Task details
Filter the entries below, keeping only lines with the word "label".

Stored data

· · · · · · ·

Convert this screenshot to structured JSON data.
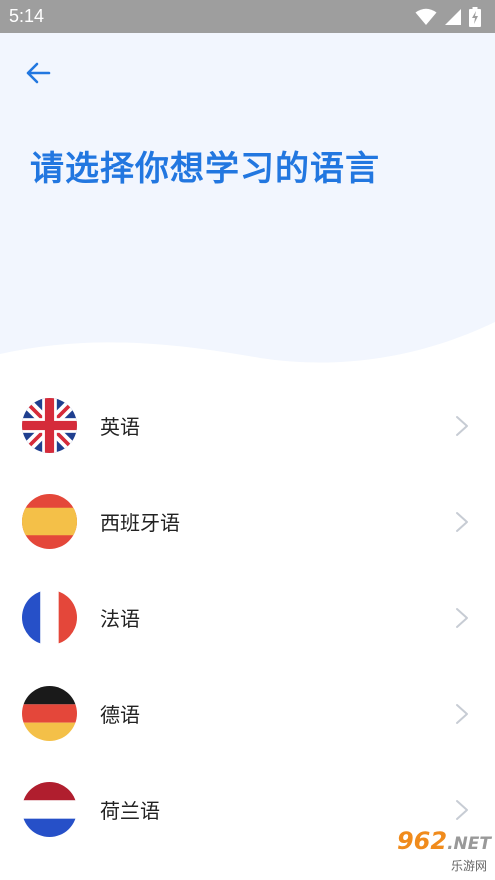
{
  "status_bar": {
    "time": "5:14",
    "icons": [
      "wifi-icon",
      "signal-icon",
      "battery-charging-icon"
    ]
  },
  "header": {
    "back_icon": "arrow-left-icon",
    "title": "请选择你想学习的语言"
  },
  "languages": [
    {
      "label": "英语",
      "flag": "uk-flag-icon"
    },
    {
      "label": "西班牙语",
      "flag": "spain-flag-icon"
    },
    {
      "label": "法语",
      "flag": "france-flag-icon"
    },
    {
      "label": "德语",
      "flag": "germany-flag-icon"
    },
    {
      "label": "荷兰语",
      "flag": "netherlands-flag-icon"
    }
  ],
  "watermark": {
    "top": "962",
    "top_suffix": ".NET",
    "bottom": "乐游网"
  },
  "colors": {
    "accent": "#2277e0",
    "header_bg": "#f2f6fe",
    "status_bar": "#9e9e9e"
  }
}
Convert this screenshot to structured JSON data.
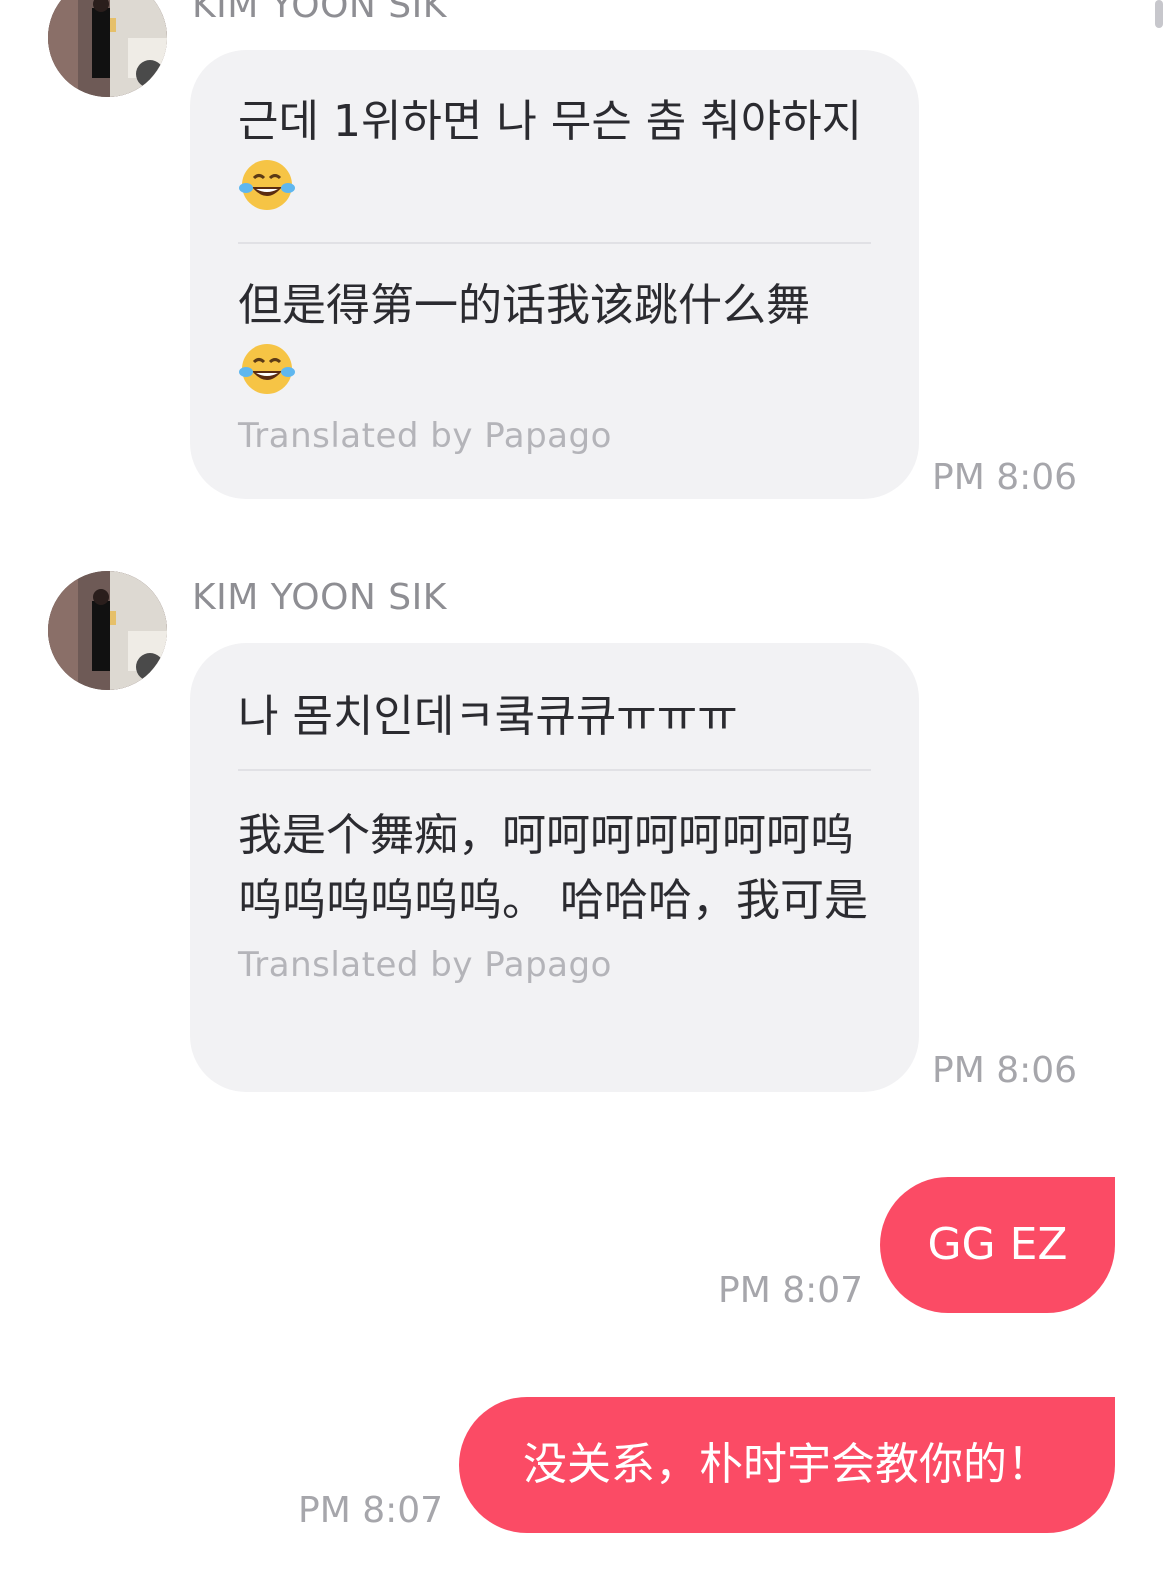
{
  "colors": {
    "incoming_bubble": "#f2f2f4",
    "outgoing_bubble": "#fb4b65",
    "timestamp": "#a6a6ab",
    "sender_name": "#8e8e93"
  },
  "messages": [
    {
      "sender": "KIM YOON SIK",
      "original": "근데 1위하면 나 무슨 춤 춰야하지",
      "original_emoji": "face-with-tears-of-joy-icon",
      "translated": "但是得第一的话我该跳什么舞",
      "translated_emoji": "face-with-tears-of-joy-icon",
      "translated_by": "Translated by Papago",
      "time": "PM 8:06"
    },
    {
      "sender": "KIM YOON SIK",
      "original": "나 몸치인데ㅋ쿸큐큐ㅠㅠㅠ",
      "translated": "我是个舞痴，呵呵呵呵呵呵呵呜呜呜呜呜呜呜。 哈哈哈，我可是",
      "translated_by": "Translated by Papago",
      "time": "PM 8:06"
    },
    {
      "sender": "me",
      "text": "GG EZ",
      "time": "PM 8:07"
    },
    {
      "sender": "me",
      "text": "没关系，朴时宇会教你的！",
      "time": "PM 8:07"
    }
  ]
}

· · · · · · ·

Output for this task
      "label": "英语",
      "label": "西班牙语",
      "label": "法语",
      "label": "德语",
      "label": "荷兰语",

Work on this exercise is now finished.